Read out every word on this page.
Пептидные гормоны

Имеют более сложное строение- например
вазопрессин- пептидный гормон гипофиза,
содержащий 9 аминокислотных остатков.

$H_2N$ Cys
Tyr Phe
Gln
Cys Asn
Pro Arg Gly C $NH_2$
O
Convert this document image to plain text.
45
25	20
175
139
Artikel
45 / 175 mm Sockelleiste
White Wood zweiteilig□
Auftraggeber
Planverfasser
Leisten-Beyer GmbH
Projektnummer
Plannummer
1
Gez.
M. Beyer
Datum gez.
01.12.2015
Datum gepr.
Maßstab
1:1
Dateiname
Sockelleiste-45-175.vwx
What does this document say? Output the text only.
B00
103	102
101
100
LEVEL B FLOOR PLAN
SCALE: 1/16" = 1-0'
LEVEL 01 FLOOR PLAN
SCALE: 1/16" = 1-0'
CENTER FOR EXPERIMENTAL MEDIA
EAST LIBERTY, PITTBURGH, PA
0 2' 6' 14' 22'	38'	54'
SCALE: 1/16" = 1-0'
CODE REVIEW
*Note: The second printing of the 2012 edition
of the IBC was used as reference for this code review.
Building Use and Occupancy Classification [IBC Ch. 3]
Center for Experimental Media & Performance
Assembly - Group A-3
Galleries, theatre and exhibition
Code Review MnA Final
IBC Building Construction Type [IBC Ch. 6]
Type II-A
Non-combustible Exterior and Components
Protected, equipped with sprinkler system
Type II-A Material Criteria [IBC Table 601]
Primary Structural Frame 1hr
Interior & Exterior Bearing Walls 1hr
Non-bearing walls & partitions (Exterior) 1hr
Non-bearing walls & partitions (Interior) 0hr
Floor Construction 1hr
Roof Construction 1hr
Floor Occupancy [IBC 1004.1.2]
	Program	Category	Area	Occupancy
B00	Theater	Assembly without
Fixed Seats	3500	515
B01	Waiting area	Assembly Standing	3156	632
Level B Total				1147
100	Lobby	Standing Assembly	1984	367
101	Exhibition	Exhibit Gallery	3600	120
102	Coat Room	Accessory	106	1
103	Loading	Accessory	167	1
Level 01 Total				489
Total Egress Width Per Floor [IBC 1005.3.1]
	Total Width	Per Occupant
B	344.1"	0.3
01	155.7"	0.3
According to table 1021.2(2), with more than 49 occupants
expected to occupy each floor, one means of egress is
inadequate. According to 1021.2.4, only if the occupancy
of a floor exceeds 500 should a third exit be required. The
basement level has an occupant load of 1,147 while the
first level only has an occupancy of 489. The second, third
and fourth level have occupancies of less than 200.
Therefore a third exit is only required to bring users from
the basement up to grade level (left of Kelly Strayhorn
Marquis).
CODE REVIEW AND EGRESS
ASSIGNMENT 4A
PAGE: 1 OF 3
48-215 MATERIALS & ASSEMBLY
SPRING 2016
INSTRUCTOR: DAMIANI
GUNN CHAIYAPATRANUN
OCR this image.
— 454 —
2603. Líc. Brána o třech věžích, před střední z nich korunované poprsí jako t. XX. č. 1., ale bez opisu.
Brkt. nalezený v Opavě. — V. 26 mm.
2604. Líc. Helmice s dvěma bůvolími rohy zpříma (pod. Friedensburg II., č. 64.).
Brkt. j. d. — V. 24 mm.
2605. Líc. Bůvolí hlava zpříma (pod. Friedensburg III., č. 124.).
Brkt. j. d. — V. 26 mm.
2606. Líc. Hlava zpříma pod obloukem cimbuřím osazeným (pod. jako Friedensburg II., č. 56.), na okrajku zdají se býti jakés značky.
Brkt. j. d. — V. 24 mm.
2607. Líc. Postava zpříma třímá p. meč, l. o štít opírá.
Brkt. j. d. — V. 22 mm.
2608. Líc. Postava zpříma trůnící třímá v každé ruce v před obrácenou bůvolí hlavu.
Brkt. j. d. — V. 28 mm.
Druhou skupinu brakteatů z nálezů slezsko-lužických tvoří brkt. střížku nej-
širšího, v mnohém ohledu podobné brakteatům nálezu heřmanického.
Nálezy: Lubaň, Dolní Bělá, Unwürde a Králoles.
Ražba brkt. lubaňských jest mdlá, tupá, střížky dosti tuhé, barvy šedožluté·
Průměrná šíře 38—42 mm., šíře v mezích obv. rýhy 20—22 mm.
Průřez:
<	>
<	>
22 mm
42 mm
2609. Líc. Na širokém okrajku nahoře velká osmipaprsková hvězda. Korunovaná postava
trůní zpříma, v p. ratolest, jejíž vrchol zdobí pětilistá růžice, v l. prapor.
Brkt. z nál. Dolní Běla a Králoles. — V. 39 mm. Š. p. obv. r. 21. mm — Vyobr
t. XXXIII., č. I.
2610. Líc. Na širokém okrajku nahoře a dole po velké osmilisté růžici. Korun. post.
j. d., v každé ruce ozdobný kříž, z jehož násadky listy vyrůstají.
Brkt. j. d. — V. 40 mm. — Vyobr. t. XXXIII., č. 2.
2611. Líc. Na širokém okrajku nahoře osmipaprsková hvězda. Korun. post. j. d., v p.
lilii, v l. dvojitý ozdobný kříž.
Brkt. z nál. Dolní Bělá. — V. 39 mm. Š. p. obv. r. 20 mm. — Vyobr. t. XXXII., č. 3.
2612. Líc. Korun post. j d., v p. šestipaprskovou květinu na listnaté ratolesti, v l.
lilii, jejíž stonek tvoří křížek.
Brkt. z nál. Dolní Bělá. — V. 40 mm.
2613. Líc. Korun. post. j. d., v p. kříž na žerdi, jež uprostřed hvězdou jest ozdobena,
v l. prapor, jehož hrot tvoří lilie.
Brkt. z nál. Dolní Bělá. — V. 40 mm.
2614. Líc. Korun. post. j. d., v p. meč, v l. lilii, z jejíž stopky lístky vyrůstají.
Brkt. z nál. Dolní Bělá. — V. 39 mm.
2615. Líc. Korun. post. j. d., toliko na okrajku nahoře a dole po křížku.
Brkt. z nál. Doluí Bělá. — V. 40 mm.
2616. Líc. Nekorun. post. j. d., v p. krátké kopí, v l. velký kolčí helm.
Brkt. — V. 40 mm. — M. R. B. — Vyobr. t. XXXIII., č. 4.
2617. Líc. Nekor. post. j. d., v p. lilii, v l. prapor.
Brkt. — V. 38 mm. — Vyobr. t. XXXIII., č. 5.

..............................

WHAT YOU SHOULD DO | Extract from the data every line where "According" shows up.

EXERCISE SOLUTION |
According to table 1021.2(2), with more than 49 occupants
inadequate. According to 1021.2.4, only if the occupancy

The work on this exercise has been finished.